Aim →
Find every line in the records below that holds the word "readwrite", and copy each one.
--- Extracted information ---
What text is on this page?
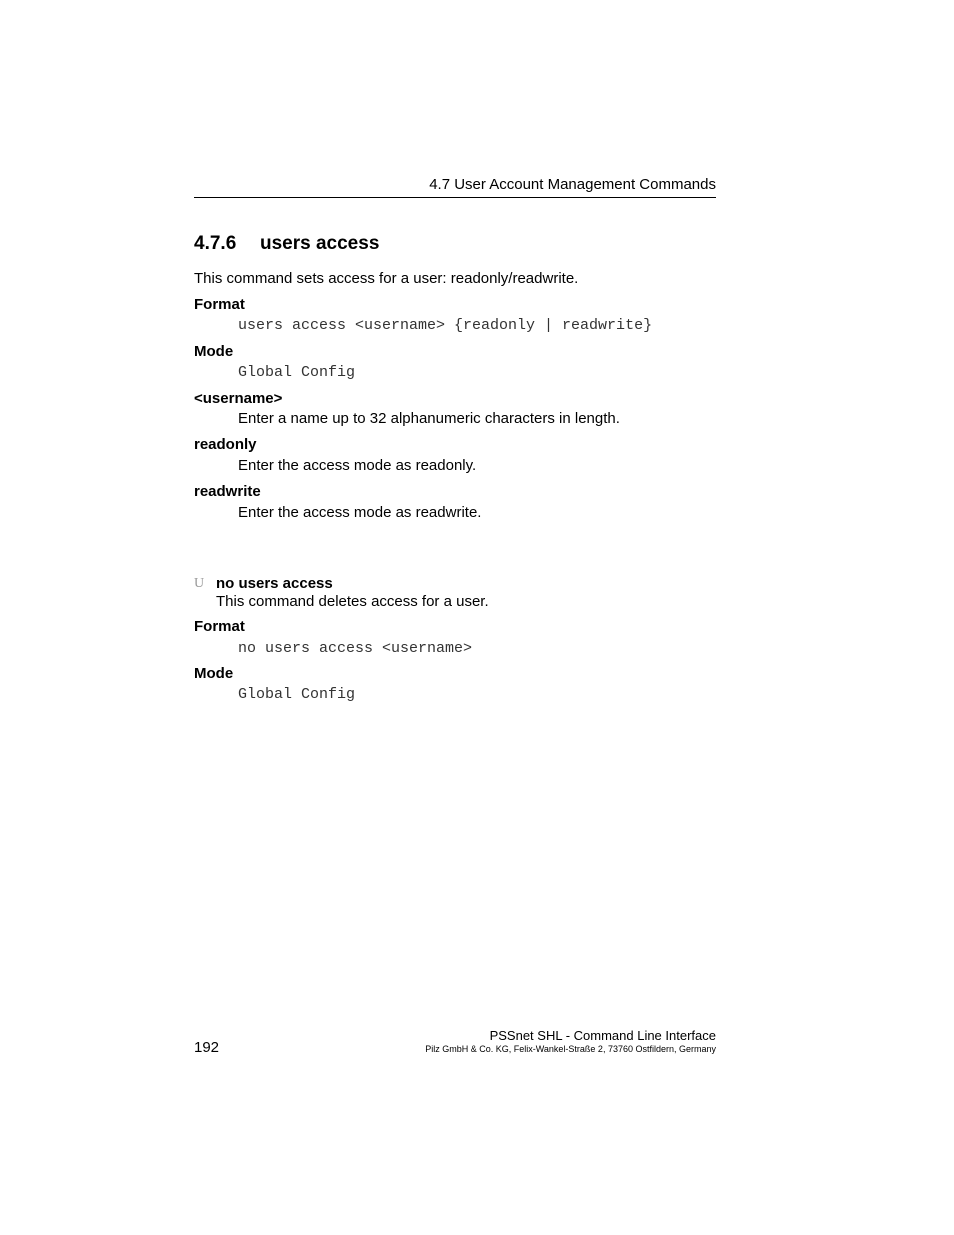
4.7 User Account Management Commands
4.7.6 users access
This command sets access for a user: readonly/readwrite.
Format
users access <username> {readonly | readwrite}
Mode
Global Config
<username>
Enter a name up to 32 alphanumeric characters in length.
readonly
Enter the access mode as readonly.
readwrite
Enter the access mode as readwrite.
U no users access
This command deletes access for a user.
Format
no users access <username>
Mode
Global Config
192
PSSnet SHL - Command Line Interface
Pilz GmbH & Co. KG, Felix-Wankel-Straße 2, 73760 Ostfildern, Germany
---
--- Extracted information ---
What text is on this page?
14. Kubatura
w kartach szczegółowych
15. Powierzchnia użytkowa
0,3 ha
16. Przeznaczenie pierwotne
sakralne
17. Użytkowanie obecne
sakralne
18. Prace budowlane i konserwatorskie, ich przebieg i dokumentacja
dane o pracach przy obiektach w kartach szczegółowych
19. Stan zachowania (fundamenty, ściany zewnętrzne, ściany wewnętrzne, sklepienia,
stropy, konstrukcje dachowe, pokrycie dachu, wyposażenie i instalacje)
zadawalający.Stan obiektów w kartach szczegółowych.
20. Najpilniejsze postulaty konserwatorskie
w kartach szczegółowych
---
Exercise output →
This command sets access for a user: readonly/readwrite.
users access <username> {readonly | readwrite}
readwrite
Enter the access mode as readwrite.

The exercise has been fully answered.